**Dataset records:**
◇ ◇ ◇

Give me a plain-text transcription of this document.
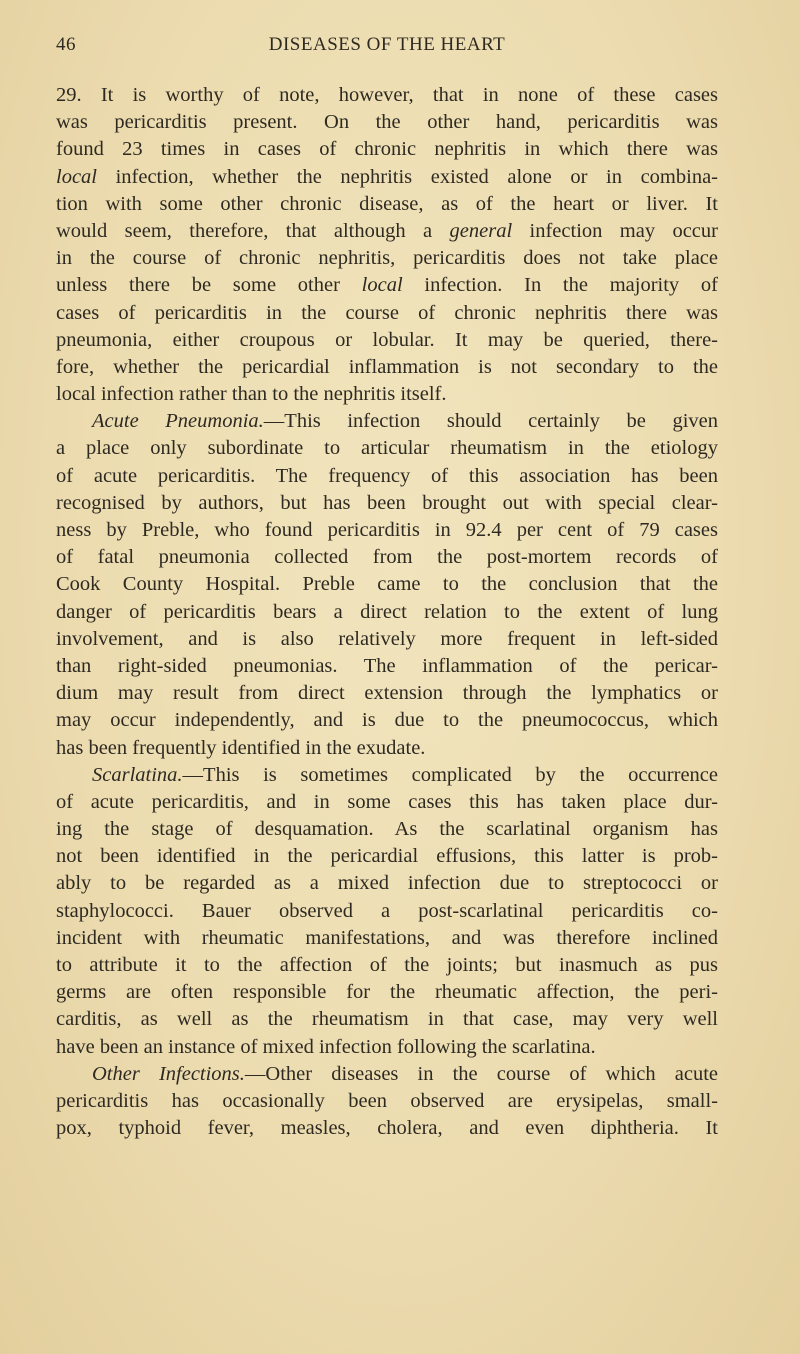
46	DISEASES OF THE HEART
29. It is worthy of note, however, that in none of these cases
was pericarditis present. On the other hand, pericarditis was
found 23 times in cases of chronic nephritis in which there was
local infection, whether the nephritis existed alone or in combina-
tion with some other chronic disease, as of the heart or liver. It
would seem, therefore, that although a general infection may occur
in the course of chronic nephritis, pericarditis does not take place
unless there be some other local infection. In the majority of
cases of pericarditis in the course of chronic nephritis there was
pneumonia, either croupous or lobular. It may be queried, there-
fore, whether the pericardial inflammation is not secondary to the
local infection rather than to the nephritis itself.
Acute Pneumonia.—This infection should certainly be given
a place only subordinate to articular rheumatism in the etiology
of acute pericarditis. The frequency of this association has been
recognised by authors, but has been brought out with special clear-
ness by Preble, who found pericarditis in 92.4 per cent of 79 cases
of fatal pneumonia collected from the post-mortem records of
Cook County Hospital. Preble came to the conclusion that the
danger of pericarditis bears a direct relation to the extent of lung
involvement, and is also relatively more frequent in left-sided
than right-sided pneumonias. The inflammation of the pericar-
dium may result from direct extension through the lymphatics or
may occur independently, and is due to the pneumococcus, which
has been frequently identified in the exudate.
Scarlatina.—This is sometimes complicated by the occurrence
of acute pericarditis, and in some cases this has taken place dur-
ing the stage of desquamation. As the scarlatinal organism has
not been identified in the pericardial effusions, this latter is prob-
ably to be regarded as a mixed infection due to streptococci or
staphylococci. Bauer observed a post-scarlatinal pericarditis co-
incident with rheumatic manifestations, and was therefore inclined
to attribute it to the affection of the joints; but inasmuch as pus
germs are often responsible for the rheumatic affection, the peri-
carditis, as well as the rheumatism in that case, may very well
have been an instance of mixed infection following the scarlatina.
Other Infections.—Other diseases in the course of which acute
pericarditis has occasionally been observed are erysipelas, small-
pox, typhoid fever, measles, cholera, and even diphtheria. It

◇ ◇ ◇

**Description of the task:** Write the records above out again exactly, with no pictures in your copy.

**Result for this exercise:**
Give me a plain-text transcription of this document.
46	DISEASES OF THE HEART
29. It is worthy of note, however, that in none of these cases
was pericarditis present. On the other hand, pericarditis was
found 23 times in cases of chronic nephritis in which there was
local infection, whether the nephritis existed alone or in combina-
tion with some other chronic disease, as of the heart or liver. It
would seem, therefore, that although a general infection may occur
in the course of chronic nephritis, pericarditis does not take place
unless there be some other local infection. In the majority of
cases of pericarditis in the course of chronic nephritis there was
pneumonia, either croupous or lobular. It may be queried, there-
fore, whether the pericardial inflammation is not secondary to the
local infection rather than to the nephritis itself.
Acute Pneumonia.—This infection should certainly be given
a place only subordinate to articular rheumatism in the etiology
of acute pericarditis. The frequency of this association has been
recognised by authors, but has been brought out with special clear-
ness by Preble, who found pericarditis in 92.4 per cent of 79 cases
of fatal pneumonia collected from the post-mortem records of
Cook County Hospital. Preble came to the conclusion that the
danger of pericarditis bears a direct relation to the extent of lung
involvement, and is also relatively more frequent in left-sided
than right-sided pneumonias. The inflammation of the pericar-
dium may result from direct extension through the lymphatics or
may occur independently, and is due to the pneumococcus, which
has been frequently identified in the exudate.
Scarlatina.—This is sometimes complicated by the occurrence
of acute pericarditis, and in some cases this has taken place dur-
ing the stage of desquamation. As the scarlatinal organism has
not been identified in the pericardial effusions, this latter is prob-
ably to be regarded as a mixed infection due to streptococci or
staphylococci. Bauer observed a post-scarlatinal pericarditis co-
incident with rheumatic manifestations, and was therefore inclined
to attribute it to the affection of the joints; but inasmuch as pus
germs are often responsible for the rheumatic affection, the peri-
carditis, as well as the rheumatism in that case, may very well
have been an instance of mixed infection following the scarlatina.
Other Infections.—Other diseases in the course of which acute
pericarditis has occasionally been observed are erysipelas, small-
pox, typhoid fever, measles, cholera, and even diphtheria. It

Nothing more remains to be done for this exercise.